EXCERPT PROVIDED:
+++++
# Toads on menu as city's latest tast sensation



## mummabear (Apr 1, 2010)

*Published On:* 4-1-2010
*Source:* Cairns Post

A CAIRNS restaurant is pleading with the public for cane toads to help satisfy growing demand for a new menu item.

In a new twist on its traditional European menu, Le Pranque’s restaurant, which recently opened in Cairns’ CBD, is hoping to start serving customers cane toad crepes, complete with a mushroom and white wine sauce.

*Go to Original Article*


----------



## Poggle (Apr 1, 2010)

mmm yummy.... any one game neough to try this?


----------



## Paulie (Apr 1, 2010)

HELL NO!!!!!!!! 
and im a chef...


----------



## Insane (Apr 1, 2010)

april fools much?


----------



## GeckoJosh (Apr 1, 2010)

Insane said:


> april fools much?


Lmao


----------



## mummabear (Apr 1, 2010)
+++++
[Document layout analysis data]
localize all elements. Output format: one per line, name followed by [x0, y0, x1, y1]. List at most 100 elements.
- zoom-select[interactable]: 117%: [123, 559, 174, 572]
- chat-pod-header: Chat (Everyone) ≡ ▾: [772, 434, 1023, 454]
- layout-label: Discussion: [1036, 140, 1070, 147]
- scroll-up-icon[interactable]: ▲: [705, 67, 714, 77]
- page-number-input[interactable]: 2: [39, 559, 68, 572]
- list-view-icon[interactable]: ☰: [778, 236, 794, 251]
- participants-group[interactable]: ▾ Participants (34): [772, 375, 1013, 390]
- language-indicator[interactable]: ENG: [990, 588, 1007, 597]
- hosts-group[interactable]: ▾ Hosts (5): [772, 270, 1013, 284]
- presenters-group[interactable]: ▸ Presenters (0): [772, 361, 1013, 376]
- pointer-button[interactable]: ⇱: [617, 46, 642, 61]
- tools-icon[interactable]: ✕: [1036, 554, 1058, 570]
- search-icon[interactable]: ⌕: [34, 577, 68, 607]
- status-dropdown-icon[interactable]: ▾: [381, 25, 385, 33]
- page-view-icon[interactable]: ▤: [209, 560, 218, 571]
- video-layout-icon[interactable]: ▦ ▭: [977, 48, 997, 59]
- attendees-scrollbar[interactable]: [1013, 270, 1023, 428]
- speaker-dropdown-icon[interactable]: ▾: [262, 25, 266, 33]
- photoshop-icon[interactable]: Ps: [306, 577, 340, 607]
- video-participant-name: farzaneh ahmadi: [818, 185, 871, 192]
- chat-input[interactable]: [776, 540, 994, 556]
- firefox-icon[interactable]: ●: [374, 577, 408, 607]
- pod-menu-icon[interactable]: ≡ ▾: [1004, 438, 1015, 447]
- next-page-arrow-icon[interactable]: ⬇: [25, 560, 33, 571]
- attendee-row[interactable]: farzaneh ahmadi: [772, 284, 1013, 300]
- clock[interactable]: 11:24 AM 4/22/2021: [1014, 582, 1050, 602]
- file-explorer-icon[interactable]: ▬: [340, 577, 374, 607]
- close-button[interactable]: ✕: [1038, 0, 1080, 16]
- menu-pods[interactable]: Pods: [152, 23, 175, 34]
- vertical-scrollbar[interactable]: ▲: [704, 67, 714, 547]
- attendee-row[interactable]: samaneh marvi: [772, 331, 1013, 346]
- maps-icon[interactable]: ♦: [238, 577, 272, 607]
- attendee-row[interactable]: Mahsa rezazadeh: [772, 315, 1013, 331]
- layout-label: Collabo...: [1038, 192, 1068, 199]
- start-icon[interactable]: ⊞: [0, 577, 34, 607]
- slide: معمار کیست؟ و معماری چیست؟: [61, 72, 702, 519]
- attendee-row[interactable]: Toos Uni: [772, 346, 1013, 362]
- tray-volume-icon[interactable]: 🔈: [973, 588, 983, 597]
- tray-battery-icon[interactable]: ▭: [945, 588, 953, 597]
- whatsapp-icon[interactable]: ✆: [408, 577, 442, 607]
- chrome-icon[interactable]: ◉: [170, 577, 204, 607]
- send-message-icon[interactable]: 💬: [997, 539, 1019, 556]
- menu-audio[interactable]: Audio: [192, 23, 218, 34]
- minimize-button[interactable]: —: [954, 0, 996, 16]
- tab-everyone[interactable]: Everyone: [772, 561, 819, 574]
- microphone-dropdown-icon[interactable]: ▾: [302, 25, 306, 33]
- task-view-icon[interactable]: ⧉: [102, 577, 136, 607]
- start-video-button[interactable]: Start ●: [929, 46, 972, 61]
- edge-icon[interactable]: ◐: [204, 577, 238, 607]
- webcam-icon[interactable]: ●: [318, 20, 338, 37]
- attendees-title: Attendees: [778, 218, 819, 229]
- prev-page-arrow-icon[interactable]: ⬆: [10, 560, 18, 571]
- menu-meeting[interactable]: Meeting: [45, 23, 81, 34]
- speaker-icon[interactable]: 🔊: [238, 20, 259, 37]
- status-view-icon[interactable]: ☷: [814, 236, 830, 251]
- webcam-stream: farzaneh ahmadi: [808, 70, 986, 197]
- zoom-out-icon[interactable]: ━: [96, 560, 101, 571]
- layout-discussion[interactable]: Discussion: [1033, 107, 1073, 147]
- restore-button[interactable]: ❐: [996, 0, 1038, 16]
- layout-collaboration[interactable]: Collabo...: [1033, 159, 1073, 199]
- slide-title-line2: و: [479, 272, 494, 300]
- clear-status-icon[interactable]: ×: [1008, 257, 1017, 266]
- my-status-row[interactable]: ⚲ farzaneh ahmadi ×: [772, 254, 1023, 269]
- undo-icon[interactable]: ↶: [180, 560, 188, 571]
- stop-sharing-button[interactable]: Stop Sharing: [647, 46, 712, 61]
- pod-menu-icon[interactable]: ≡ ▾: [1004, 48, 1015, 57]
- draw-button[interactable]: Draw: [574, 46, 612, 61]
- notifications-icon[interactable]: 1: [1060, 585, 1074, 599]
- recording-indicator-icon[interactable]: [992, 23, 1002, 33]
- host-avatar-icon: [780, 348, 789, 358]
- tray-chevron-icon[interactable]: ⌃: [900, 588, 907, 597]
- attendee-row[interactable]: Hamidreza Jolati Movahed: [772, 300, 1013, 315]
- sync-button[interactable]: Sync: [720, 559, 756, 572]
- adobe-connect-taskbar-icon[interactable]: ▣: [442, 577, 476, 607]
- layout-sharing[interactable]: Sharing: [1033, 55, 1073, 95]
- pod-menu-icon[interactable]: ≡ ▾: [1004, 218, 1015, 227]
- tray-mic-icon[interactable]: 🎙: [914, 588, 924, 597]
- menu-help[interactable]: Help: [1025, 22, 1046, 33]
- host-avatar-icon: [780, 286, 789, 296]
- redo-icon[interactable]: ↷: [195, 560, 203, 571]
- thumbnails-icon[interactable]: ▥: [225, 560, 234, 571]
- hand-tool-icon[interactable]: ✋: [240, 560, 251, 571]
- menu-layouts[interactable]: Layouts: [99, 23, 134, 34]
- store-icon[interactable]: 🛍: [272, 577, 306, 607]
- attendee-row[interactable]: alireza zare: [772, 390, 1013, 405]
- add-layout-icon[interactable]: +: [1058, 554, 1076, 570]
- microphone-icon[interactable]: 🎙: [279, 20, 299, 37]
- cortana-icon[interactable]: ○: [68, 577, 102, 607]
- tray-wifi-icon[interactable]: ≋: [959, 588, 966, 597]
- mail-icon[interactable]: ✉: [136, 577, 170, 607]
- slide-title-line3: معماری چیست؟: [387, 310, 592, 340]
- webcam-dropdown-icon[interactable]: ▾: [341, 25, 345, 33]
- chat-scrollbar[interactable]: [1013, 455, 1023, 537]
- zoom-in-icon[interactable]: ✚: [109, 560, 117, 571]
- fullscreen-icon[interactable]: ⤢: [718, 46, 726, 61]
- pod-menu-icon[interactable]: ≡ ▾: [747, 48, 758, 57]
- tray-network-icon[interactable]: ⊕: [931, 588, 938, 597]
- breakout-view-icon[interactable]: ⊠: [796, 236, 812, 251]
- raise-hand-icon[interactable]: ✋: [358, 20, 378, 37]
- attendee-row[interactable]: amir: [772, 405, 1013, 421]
+++++
TASKS FOR THIS EXERCISE:
1 > According to the cane toad thread, what sauce would accompany the cane toad crepes?
2 > Continue the cane toad thread, picking up right after its final line.

RESPONSES TO THE TASKS:
1 > A mushroom and white wine sauce.

2 >
It was so funny i had to share. As they say "Don't believe everything you read." Especially today.
Anyone in Cairns want to go out for dinner with me? Or i can just cook at home. Please bring your own toad.


----------



## JungleRob (Apr 1, 2010)

Le Pranque - giveaway! .... PMSL!!!


----------



## cris (Apr 3, 2010)

Sure to bring out the media critics, i doubt the toads where officallly measured :lol:


----------



## D3pro (Apr 3, 2010)

mmm... this is around the lines of the Amazonian's eating tarantula, some Latin tribes drinking scorpion and centerpede wine, Chinese eating dogs and certain men sucking what men should not suck...


----------



## Dragontamer (Apr 3, 2010)

i do believe cane toads are consumed in many asian countrys for both mediconal purpose and consumtion.. but i love the name of the restaraunt :lol:


----------



## Waterrat (Apr 4, 2010)

Did this article appear in the Cairns Post on the 1st of April? :lol::lol::lol:


----------



## NoURdeadRight (Apr 4, 2010)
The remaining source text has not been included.